### Short problem
Return all the data, word for word.

### Materials provided

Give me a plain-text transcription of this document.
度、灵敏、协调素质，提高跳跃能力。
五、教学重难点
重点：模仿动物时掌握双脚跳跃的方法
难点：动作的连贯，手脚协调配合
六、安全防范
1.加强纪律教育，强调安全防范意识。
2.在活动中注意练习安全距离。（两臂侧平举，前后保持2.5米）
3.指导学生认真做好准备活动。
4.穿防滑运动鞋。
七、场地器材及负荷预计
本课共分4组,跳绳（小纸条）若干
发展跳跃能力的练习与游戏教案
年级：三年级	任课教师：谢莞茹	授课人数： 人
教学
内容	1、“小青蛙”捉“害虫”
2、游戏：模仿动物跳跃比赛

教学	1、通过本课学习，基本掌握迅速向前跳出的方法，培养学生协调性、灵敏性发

### Result below
Give me a plain-text transcription of this document.
度、灵敏、协调素质，提高跳跃能力。
五、教学重难点
重点：模仿动物时掌握双脚跳跃的方法
难点：动作的连贯，手脚协调配合
六、安全防范
1.加强纪律教育，强调安全防范意识。
2.在活动中注意练习安全距离。（两臂侧平举，前后保持2.5米）
3.指导学生认真做好准备活动。
4.穿防滑运动鞋。
七、场地器材及负荷预计
本课共分4组,跳绳（小纸条）若干
发展跳跃能力的练习与游戏教案
年级：三年级	任课教师：谢莞茹	授课人数： 人
教学
内容	1、“小青蛙”捉“害虫”
2、游戏：模仿动物跳跃比赛

教学	1、通过本课学习，基本掌握迅速向前跳出的方法，培养学生协调性、灵敏性发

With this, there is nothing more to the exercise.